* Goal *
State how many lines of the entries hold the string "xlabel", and output nothing but that count.

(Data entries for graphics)

^^^^^^^^

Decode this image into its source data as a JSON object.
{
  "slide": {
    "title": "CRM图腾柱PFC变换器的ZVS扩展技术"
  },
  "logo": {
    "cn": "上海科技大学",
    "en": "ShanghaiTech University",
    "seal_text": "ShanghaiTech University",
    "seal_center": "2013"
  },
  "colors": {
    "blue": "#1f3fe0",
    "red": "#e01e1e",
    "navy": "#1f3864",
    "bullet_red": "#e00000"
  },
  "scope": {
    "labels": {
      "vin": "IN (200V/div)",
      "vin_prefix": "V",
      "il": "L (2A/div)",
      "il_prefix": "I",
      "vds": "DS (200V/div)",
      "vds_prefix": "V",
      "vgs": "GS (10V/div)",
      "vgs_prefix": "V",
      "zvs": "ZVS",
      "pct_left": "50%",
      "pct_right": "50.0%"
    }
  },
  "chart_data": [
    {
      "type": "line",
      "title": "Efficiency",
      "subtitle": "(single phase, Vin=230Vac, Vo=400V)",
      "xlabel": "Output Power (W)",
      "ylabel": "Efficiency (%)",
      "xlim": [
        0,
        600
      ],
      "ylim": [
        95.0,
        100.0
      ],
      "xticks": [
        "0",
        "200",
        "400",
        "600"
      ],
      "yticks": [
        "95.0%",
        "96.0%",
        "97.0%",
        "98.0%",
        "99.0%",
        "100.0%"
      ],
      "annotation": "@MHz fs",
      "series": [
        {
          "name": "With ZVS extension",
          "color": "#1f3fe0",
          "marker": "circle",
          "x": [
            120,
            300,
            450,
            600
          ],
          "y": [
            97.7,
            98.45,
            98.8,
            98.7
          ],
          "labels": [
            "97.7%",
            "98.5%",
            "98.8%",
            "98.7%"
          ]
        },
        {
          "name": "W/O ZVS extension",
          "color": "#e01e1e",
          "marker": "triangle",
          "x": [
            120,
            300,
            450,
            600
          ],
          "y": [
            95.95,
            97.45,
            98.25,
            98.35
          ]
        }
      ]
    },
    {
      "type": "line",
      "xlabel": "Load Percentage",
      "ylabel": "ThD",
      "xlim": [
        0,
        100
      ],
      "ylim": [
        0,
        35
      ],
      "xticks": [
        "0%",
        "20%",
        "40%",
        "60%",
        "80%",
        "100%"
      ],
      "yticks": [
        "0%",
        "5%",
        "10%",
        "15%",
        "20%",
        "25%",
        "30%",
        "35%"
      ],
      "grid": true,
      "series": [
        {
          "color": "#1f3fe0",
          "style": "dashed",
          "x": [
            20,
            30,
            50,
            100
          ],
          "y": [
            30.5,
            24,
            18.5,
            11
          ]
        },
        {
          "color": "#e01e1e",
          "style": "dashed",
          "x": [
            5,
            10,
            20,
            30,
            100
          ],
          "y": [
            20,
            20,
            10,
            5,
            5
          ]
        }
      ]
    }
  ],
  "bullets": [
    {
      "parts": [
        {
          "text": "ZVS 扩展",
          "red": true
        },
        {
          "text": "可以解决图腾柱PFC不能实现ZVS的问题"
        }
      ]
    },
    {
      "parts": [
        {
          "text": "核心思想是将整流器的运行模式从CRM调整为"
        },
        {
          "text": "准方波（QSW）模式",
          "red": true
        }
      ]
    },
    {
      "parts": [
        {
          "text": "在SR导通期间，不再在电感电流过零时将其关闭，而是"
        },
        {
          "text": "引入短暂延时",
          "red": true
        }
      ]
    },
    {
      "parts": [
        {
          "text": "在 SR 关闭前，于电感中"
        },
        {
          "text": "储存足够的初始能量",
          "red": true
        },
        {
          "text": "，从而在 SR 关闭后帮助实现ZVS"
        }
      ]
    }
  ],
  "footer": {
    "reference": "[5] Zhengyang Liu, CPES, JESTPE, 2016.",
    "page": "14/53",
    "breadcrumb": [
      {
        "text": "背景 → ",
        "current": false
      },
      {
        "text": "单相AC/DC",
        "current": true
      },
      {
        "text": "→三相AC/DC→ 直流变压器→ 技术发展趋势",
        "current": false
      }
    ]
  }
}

^^^^^^^^

* Correct answer *
2